Requirements:
According to the severance pay plan excerpt, what is Aggregate Compensation made up of?

━━━ Excerpted passage

The Williams Companies, Inc.
Severance Pay Plan

Effective October 28, 2003

 


 

THE WILLIAMS COMPANIES, INC.
SEVERANCE PAY PLAN

(As Amended and Restated Effective as of October 28, 2003)

Article 1.
Definitions

The following capitalized words and phrases when used in the text of the Plan shall have the meanings set forth below. Words in the masculine gender shall connote the feminine gender as well.

1.1

 

Administrative Committee ” means the committee administering this Plan under Article 5.

 

 

 

1.2

 

Affiliate ” means any Person that directly or indirectly, through one (1) or more intermediaries, controls, is controlled by or is under common control with the Company.

 

 

 

1.3

 

Aggregate Compensation ” means Regular Wage Base and any annual cash incentive awards from a Participating Company or Affiliate annual incentive program.

━━━━━━
━━━ Data listing

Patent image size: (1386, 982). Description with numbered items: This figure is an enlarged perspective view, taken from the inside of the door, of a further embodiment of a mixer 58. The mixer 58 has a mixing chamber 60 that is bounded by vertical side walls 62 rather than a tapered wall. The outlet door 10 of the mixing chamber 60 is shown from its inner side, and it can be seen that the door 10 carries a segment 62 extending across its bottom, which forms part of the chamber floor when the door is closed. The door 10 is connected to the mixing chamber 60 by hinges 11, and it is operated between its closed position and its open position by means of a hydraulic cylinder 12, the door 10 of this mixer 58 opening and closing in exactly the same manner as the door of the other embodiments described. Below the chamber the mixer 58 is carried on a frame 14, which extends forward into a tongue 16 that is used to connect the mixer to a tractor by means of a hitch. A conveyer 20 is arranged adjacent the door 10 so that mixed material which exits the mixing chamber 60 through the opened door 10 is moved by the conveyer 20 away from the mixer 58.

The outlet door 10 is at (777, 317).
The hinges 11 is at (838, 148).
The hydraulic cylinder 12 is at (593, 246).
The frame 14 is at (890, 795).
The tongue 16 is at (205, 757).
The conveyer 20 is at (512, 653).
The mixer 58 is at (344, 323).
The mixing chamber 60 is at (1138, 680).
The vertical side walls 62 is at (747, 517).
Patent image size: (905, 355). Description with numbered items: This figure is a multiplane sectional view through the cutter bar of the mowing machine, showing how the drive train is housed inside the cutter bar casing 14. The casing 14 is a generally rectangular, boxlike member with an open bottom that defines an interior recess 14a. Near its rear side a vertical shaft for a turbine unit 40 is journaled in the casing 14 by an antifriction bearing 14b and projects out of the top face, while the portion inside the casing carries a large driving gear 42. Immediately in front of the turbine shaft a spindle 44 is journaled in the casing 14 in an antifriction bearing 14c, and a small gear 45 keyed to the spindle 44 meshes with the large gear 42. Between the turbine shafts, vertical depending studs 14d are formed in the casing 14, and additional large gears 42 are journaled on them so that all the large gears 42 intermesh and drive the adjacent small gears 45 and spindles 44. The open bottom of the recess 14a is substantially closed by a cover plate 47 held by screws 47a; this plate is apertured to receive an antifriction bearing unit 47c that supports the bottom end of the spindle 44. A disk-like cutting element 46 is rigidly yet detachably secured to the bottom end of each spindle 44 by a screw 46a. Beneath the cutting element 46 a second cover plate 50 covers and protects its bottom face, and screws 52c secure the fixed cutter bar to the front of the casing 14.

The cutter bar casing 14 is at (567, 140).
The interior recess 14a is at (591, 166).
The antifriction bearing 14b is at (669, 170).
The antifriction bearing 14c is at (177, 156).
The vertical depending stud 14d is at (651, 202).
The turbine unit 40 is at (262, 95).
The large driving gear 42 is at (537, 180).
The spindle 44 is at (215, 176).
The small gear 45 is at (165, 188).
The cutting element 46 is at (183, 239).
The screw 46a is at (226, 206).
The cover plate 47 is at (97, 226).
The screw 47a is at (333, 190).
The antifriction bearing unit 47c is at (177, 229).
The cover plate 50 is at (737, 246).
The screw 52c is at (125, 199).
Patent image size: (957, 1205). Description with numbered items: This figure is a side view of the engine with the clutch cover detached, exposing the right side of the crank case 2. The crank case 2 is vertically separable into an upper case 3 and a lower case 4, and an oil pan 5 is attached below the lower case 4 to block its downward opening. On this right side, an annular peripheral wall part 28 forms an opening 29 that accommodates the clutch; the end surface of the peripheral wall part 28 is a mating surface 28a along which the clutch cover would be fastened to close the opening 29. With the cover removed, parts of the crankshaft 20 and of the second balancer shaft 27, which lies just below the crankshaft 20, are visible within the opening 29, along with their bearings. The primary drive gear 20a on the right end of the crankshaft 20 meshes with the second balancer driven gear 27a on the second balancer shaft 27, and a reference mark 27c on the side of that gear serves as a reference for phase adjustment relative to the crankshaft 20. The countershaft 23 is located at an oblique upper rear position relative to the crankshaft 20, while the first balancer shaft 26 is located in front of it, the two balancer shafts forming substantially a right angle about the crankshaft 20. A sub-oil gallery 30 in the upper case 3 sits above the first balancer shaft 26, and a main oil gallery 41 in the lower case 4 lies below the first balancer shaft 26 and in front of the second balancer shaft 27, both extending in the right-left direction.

━━━━━━

Task answer:
Regular Wage Base and any annual cash incentive awards from a Participating Company or Affiliate annual incentive program.